Dataset items
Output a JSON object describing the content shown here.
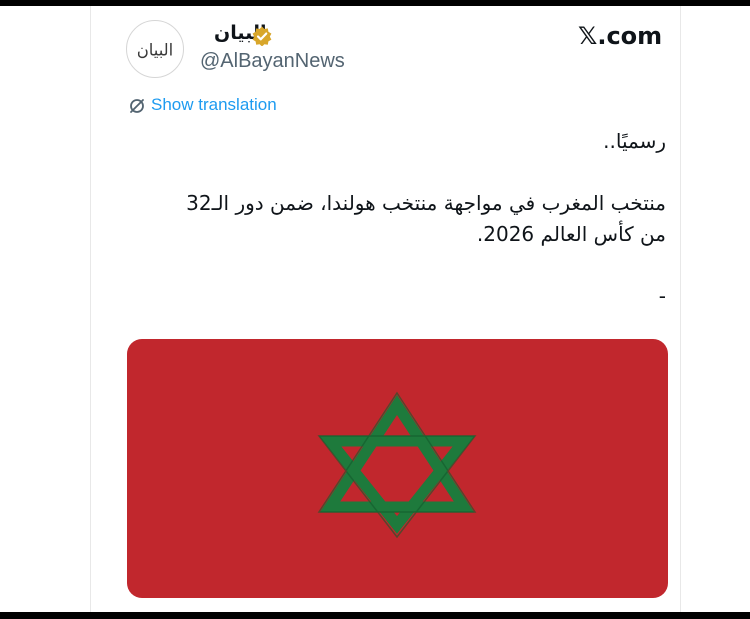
{
  "tweet": {
    "author": {
      "display_name": "البيان",
      "handle": "@AlBayanNews",
      "avatar_text": "البيان",
      "verified_icon": "verified-gold-badge-icon"
    },
    "source_label": "𝕏.com",
    "show_translation_label": "Show translation",
    "translate_icon": "translate-icon",
    "text_lines": [
      "رسميًا..",
      "منتخب المغرب في مواجهة منتخب هولندا، ضمن دور الـ32",
      "من كأس العالم 2026.",
      "-"
    ],
    "media": {
      "type": "flag-image",
      "flag_color": "#c1272d",
      "star_color": "#1e7a3c",
      "emblem_icon": "six-pointed-star-icon"
    }
  },
  "colors": {
    "link": "#1d9bf0",
    "secondary_text": "#536471",
    "verified_gold": "#d8a62a"
  }
}
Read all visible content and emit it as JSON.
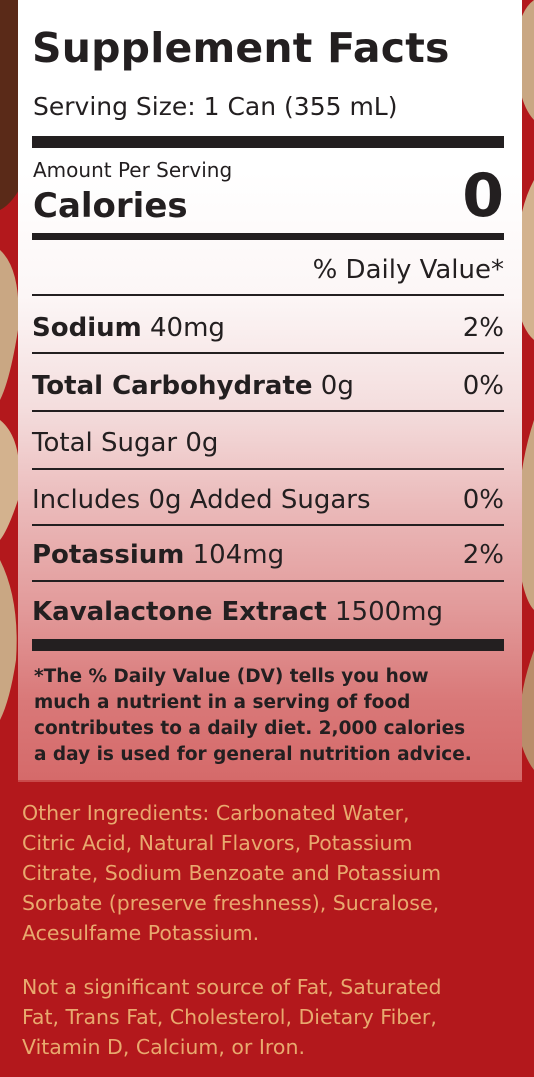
{
  "label": {
    "title": "Supplement Facts",
    "serving_size": "Serving Size: 1 Can (355 mL)",
    "amount_per_serving": "Amount Per Serving",
    "calories_label": "Calories",
    "calories_value": "0",
    "daily_value_header": "% Daily Value*",
    "rows": [
      {
        "bold": "Sodium",
        "amount": " 40mg",
        "dv": "2%"
      },
      {
        "bold": "Total Carbohydrate",
        "amount": " 0g",
        "dv": "0%"
      },
      {
        "bold": "",
        "amount": "Total Sugar 0g",
        "dv": ""
      },
      {
        "bold": "",
        "amount": "Includes 0g Added Sugars",
        "dv": "0%"
      },
      {
        "bold": "Potassium",
        "amount": " 104mg",
        "dv": "2%"
      },
      {
        "bold": "Kavalactone Extract",
        "amount": " 1500mg",
        "dv": ""
      }
    ],
    "footnote_lines": [
      "*The % Daily Value (DV) tells you how",
      "much a nutrient in a serving of food",
      "contributes to a daily diet. 2,000 calories",
      "a day is used for general nutrition advice."
    ]
  },
  "ingredients_lines": [
    "Other Ingredients: Carbonated Water,",
    "Citric Acid, Natural Flavors, Potassium",
    "Citrate, Sodium Benzoate and Potassium",
    "Sorbate (preserve freshness), Sucralose,",
    "Acesulfame Potassium."
  ],
  "not_significant_lines": [
    "Not a significant source of Fat, Saturated",
    "Fat, Trans Fat, Cholesterol, Dietary Fiber,",
    "Vitamin D, Calcium, or Iron."
  ],
  "colors": {
    "background_red": "#b3181c",
    "ink": "#231f20",
    "ingredient_text": "#e8a96e",
    "accent_tan": "#c9a783",
    "accent_brown": "#5a2a18"
  }
}
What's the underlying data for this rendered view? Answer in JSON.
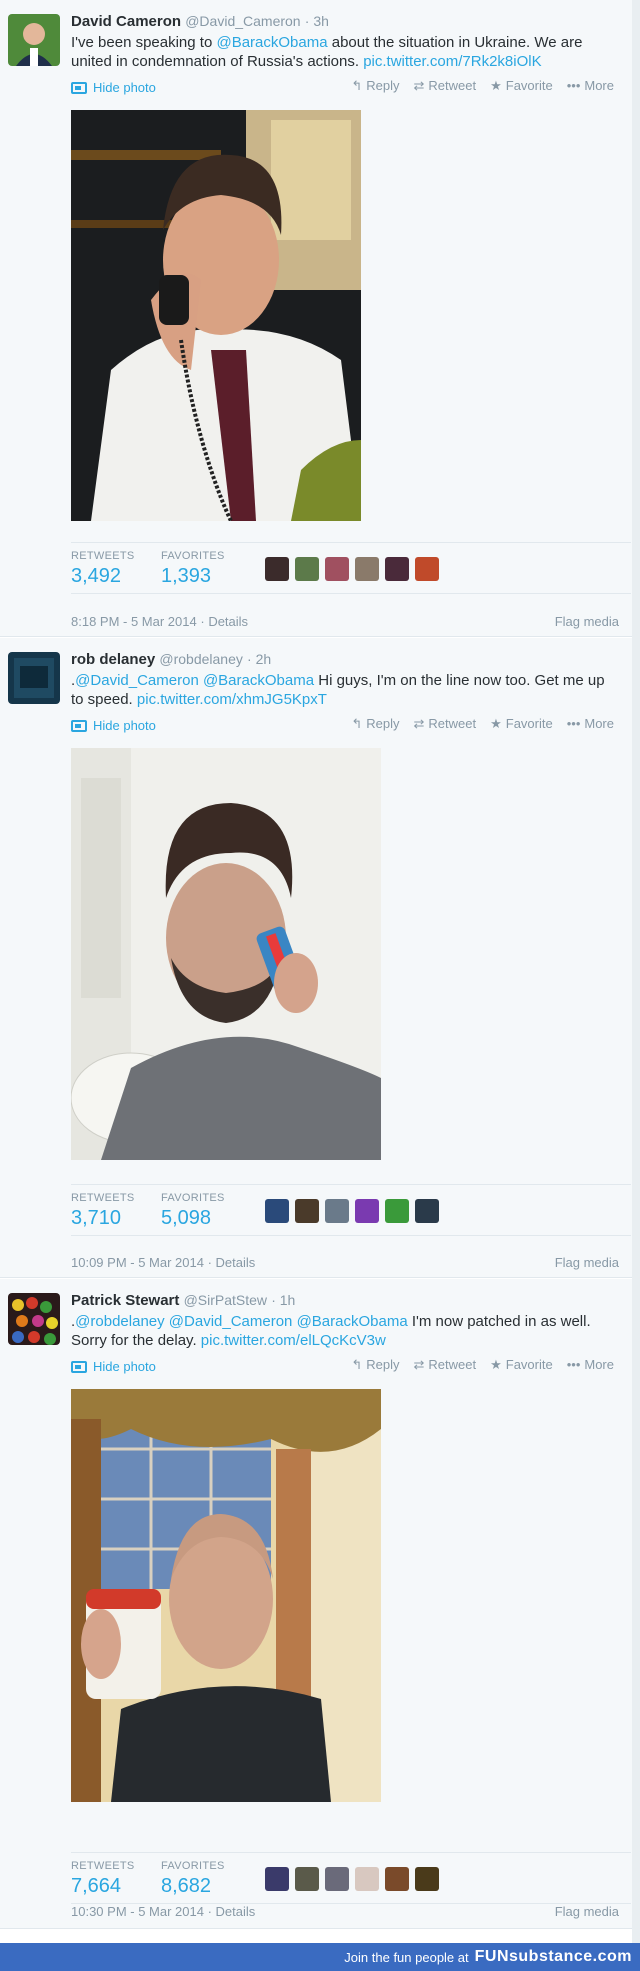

▶ Your goal: Count the lines in the records above that hold the word "Total", and give only that number.

▶ Answer to the task: 2